Aim: Identify all lines below that hold "Использование" and collect them.

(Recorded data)
⟨
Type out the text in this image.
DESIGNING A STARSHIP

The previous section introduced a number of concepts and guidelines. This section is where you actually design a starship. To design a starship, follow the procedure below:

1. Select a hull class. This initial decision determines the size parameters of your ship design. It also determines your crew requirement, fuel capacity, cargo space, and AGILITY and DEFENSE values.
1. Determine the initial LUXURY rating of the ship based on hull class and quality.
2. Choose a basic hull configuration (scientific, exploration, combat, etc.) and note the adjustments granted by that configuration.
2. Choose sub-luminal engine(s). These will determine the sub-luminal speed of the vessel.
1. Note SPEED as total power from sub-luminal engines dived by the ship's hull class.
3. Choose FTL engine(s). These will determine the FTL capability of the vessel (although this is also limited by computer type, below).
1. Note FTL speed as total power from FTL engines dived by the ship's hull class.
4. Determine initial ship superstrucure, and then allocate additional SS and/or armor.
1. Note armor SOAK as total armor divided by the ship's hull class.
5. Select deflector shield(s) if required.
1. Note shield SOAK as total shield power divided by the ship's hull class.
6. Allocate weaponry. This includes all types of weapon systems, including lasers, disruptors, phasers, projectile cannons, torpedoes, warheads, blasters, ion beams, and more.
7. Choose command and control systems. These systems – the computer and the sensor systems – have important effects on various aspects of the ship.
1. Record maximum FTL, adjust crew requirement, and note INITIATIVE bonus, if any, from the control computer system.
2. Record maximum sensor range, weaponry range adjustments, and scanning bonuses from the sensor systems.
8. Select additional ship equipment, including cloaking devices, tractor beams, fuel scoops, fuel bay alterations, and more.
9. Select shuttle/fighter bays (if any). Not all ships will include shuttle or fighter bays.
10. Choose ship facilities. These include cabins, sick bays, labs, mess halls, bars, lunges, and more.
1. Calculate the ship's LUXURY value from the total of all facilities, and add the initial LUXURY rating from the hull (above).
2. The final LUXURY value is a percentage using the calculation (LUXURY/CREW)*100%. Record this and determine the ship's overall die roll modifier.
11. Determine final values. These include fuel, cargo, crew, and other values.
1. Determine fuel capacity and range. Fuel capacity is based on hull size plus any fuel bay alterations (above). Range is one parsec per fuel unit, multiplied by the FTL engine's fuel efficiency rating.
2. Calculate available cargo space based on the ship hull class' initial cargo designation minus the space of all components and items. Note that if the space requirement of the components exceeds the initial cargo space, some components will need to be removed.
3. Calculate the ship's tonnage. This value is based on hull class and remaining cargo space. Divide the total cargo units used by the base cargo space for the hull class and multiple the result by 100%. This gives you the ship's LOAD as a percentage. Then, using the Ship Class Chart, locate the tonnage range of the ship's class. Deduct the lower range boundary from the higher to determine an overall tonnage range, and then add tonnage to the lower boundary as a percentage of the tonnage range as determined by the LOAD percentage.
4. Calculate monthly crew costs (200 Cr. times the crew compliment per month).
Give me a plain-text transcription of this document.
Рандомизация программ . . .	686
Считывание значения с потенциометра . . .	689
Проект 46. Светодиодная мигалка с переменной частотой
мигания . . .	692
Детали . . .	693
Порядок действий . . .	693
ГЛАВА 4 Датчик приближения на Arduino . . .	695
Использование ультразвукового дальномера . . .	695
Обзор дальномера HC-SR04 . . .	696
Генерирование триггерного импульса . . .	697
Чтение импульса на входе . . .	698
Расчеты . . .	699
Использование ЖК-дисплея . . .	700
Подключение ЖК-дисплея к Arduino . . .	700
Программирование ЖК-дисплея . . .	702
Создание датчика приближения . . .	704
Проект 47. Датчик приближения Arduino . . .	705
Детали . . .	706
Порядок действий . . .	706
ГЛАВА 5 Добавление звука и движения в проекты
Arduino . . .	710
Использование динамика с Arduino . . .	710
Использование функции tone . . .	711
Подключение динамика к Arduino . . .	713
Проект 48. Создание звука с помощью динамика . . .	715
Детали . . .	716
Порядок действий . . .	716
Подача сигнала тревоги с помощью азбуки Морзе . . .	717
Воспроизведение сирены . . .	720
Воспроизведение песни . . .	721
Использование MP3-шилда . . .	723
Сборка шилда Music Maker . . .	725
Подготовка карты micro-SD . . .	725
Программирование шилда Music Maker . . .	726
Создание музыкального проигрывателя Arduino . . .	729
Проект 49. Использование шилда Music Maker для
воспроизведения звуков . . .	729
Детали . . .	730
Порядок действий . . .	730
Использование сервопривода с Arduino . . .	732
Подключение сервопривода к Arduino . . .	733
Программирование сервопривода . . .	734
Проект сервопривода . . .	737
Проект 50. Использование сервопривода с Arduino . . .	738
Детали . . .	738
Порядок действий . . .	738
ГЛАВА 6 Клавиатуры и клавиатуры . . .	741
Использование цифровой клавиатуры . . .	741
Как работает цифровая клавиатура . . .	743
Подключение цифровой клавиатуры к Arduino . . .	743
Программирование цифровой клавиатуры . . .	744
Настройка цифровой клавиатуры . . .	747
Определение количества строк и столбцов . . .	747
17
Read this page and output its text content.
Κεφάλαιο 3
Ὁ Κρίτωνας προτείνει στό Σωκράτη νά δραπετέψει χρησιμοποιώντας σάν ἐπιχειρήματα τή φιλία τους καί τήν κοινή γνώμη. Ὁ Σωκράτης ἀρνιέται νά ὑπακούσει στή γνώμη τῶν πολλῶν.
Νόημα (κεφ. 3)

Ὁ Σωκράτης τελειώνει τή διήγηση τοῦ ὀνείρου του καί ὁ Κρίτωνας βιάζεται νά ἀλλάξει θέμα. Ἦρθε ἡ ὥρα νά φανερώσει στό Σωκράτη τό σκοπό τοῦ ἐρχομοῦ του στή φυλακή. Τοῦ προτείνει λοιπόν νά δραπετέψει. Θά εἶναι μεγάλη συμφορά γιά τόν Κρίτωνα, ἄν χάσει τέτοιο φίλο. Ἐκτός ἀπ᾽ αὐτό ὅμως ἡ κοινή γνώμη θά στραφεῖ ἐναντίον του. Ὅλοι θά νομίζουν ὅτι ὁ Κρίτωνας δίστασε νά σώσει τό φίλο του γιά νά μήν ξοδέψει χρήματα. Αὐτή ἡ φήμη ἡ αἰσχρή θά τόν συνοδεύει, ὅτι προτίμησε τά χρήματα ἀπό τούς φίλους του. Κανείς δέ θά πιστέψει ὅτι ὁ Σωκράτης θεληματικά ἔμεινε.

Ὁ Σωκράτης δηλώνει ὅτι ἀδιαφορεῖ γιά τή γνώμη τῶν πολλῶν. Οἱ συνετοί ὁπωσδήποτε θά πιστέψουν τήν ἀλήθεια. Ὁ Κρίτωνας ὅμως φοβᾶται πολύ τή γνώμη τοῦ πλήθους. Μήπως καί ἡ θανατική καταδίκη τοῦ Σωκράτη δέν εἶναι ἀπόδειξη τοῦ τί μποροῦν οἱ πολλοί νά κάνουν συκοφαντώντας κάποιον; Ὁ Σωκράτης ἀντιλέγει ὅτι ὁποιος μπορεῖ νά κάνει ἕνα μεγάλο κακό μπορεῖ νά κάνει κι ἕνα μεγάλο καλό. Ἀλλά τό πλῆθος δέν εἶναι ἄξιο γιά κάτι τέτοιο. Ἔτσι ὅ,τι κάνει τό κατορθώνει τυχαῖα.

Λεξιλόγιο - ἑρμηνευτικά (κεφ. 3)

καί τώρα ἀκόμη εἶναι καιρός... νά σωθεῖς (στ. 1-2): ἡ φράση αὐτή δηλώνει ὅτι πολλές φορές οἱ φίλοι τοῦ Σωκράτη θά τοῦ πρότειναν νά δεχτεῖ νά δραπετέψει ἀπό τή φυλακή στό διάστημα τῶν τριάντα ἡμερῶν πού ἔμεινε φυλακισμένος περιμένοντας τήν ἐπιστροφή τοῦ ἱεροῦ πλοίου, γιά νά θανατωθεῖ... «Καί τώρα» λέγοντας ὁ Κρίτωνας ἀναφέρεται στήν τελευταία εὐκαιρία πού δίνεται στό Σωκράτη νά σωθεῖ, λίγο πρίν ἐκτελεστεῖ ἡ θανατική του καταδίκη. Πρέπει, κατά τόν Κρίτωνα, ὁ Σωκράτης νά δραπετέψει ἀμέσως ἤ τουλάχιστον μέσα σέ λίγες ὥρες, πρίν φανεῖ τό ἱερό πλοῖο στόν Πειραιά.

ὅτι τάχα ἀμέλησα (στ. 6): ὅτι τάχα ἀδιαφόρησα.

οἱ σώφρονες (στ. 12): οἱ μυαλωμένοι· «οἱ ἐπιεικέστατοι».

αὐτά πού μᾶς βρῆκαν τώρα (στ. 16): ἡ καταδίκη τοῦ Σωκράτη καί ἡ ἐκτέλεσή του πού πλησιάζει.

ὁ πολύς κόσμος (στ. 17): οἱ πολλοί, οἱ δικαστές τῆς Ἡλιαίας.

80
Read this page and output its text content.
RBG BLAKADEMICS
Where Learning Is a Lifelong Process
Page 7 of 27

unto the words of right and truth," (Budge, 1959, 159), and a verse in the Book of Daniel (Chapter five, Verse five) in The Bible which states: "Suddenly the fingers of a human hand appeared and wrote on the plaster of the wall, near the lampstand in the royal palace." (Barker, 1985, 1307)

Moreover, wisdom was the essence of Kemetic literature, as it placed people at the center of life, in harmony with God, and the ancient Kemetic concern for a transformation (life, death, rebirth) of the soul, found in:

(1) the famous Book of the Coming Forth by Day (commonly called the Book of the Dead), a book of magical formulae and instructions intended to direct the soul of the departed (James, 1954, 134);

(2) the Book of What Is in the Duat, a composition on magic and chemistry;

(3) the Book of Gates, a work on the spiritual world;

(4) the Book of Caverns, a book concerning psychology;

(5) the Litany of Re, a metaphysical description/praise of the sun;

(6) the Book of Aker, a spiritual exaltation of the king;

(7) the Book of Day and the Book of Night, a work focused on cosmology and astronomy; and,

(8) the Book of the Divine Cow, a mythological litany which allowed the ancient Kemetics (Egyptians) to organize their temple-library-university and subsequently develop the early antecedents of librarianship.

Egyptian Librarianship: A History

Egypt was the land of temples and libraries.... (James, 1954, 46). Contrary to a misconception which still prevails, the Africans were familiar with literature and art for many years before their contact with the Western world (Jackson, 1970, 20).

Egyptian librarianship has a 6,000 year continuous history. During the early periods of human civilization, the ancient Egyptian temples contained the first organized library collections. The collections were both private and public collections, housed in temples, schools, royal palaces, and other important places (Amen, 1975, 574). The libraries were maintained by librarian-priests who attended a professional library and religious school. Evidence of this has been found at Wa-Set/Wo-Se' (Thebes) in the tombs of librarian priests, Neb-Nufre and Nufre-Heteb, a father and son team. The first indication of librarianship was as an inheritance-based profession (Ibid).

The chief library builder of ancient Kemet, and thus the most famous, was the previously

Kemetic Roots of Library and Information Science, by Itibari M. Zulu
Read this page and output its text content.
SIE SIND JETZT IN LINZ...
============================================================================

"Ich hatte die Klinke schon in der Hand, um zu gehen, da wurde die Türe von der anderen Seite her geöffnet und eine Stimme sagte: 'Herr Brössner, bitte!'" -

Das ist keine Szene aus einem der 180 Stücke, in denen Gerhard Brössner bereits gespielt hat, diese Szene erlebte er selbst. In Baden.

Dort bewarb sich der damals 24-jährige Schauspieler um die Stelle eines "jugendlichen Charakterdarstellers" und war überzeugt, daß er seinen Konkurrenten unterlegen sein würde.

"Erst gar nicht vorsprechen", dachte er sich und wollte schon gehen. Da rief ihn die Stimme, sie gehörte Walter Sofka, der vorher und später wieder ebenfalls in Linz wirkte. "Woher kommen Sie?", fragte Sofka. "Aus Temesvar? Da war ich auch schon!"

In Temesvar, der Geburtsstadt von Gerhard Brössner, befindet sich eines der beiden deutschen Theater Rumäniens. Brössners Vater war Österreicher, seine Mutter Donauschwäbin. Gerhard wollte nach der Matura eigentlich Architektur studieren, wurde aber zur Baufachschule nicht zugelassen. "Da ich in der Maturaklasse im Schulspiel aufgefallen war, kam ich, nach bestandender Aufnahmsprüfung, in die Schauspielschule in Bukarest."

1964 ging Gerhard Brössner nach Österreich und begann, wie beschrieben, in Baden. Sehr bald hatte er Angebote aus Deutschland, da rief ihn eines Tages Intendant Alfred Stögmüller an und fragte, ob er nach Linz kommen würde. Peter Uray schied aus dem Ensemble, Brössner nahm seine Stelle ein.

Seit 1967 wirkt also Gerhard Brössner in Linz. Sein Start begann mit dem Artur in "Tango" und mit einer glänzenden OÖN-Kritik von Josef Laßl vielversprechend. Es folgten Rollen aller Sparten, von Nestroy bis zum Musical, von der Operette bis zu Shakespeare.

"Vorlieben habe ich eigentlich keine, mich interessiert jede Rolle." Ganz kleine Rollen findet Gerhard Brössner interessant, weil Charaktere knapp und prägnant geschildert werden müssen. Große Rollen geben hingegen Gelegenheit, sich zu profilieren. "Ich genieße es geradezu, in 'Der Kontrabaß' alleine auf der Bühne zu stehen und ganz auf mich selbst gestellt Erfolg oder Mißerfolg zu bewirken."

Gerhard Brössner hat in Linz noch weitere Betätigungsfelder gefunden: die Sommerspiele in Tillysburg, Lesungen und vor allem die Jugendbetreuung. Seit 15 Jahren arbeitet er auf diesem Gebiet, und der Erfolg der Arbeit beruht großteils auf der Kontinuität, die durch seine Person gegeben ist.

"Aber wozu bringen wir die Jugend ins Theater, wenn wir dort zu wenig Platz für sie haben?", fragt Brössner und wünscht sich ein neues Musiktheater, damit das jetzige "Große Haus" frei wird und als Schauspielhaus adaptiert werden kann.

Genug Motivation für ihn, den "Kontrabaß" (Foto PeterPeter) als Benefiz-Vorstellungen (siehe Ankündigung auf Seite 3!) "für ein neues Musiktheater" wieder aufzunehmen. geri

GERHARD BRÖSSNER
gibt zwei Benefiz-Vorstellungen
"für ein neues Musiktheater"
⟩
Reply to the task:
Использование ультразвукового дальномера . . .	695
Использование ЖК-дисплея . . .	700
Использование динамика с Arduino . . .	710
Использование функции tone . . .	711
Использование MP3-шилда . . .	723
Проект 49. Использование шилда Music Maker для
Использование сервопривода с Arduino . . .	732
Проект 50. Использование сервопривода с Arduino . . .	738
Использование цифровой клавиатуры . . .	741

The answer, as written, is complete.